--- Start of EXCERPTED DATA ---

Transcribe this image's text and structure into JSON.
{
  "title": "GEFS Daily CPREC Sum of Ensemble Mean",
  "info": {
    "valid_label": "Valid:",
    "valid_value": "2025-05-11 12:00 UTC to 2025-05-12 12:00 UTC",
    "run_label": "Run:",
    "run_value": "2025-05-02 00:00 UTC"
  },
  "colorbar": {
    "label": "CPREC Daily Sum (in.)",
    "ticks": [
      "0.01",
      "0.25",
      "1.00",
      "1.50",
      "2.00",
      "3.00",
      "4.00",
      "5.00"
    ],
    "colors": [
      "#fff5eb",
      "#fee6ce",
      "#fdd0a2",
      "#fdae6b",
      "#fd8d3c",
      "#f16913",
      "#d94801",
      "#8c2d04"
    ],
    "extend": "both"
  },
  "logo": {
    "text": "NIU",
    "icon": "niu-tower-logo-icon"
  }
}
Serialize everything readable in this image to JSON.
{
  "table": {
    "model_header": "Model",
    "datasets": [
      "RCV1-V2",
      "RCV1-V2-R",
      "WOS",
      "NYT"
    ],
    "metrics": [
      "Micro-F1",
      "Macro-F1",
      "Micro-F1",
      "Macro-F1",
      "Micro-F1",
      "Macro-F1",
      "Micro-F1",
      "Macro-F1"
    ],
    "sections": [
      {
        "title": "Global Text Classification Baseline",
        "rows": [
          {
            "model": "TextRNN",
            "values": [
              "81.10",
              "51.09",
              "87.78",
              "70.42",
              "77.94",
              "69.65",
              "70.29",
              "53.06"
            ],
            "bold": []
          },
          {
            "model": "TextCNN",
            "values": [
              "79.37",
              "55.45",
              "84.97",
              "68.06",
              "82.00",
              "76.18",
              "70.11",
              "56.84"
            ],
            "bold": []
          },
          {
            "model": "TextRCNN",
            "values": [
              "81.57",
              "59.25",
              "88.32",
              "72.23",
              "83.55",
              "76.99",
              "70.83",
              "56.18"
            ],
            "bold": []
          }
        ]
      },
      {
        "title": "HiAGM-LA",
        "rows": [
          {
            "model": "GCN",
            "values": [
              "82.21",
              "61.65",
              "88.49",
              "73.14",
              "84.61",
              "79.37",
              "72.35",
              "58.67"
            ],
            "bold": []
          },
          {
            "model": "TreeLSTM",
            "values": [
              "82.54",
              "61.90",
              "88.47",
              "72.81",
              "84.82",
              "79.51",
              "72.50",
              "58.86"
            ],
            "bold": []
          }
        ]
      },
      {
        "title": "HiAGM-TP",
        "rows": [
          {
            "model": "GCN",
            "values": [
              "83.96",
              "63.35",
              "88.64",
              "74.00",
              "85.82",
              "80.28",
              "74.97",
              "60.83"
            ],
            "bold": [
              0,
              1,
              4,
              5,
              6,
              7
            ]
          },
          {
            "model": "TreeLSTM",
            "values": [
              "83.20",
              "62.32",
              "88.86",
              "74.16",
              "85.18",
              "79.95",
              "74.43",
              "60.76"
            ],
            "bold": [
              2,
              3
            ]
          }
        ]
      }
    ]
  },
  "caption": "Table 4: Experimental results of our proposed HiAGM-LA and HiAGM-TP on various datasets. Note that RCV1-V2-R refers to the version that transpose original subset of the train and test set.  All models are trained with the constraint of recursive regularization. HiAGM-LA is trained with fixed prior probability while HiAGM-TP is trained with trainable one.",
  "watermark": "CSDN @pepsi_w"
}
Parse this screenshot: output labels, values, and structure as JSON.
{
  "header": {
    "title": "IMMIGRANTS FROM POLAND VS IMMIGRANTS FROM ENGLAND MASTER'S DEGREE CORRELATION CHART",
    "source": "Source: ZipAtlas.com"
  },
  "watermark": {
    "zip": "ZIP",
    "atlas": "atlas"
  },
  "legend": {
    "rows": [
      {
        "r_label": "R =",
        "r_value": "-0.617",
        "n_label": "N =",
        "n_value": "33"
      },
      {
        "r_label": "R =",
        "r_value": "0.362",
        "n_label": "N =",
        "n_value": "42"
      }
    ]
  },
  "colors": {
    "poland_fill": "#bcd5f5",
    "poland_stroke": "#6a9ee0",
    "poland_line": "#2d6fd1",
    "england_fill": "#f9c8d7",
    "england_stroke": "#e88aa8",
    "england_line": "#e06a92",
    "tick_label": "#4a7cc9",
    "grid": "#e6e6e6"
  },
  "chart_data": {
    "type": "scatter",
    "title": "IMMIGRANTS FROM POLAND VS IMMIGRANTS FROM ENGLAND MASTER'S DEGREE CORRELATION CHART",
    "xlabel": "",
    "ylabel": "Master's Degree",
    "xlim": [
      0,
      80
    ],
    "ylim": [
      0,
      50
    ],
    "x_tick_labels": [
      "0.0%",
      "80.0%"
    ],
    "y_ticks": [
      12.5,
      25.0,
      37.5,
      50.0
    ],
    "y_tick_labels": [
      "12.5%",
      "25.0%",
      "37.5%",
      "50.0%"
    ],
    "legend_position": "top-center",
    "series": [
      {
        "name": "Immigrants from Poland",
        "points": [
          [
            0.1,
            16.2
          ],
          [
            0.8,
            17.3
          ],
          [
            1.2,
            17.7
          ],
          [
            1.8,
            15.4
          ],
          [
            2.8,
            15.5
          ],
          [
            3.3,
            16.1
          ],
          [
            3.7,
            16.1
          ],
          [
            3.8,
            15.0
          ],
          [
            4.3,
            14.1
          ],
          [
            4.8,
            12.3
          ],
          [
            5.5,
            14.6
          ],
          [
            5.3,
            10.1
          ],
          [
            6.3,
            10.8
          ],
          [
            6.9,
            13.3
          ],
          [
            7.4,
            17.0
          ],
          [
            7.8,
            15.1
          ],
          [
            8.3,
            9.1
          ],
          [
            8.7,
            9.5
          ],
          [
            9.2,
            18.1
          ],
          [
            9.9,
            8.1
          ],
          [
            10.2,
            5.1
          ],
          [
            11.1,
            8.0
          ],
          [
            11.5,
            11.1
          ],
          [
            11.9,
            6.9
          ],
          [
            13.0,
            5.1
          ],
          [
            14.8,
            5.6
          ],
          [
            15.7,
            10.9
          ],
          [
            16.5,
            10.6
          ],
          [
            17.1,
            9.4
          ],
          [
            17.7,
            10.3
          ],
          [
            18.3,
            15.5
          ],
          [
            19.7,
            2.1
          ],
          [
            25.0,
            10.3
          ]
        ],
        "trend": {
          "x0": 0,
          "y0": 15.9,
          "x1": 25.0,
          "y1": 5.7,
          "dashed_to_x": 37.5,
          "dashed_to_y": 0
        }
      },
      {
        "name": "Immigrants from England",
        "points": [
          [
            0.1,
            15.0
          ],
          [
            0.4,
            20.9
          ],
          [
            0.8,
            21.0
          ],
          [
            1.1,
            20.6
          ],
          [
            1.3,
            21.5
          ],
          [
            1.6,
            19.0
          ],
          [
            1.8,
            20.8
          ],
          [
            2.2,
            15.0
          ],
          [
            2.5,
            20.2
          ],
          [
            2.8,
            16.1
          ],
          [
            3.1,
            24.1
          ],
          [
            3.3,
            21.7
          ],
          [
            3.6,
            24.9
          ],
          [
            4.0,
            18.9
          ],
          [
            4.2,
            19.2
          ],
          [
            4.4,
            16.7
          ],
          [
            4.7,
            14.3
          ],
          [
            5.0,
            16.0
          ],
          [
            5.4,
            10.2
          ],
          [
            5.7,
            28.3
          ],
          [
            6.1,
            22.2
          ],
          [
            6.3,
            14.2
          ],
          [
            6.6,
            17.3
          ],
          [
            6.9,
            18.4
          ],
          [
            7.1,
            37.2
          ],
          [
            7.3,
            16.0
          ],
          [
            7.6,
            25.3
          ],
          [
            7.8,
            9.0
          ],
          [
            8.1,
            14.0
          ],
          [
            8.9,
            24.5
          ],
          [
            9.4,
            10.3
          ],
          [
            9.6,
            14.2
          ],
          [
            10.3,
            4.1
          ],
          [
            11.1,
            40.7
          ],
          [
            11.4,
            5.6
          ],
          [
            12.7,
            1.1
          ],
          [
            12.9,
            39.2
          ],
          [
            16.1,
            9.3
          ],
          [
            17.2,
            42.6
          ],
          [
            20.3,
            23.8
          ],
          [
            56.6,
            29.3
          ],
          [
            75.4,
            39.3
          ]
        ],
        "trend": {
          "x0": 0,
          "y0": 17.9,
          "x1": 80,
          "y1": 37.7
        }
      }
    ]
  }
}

--- End of EXCERPTED DATA ---

- _THE TASK_
Working from the listing above, pick out every line that has "name" and copy it.

- _SOLUTION FOR THIS EXERCISE_
        "name": "Immigrants from Poland",
        "name": "Immigrants from England",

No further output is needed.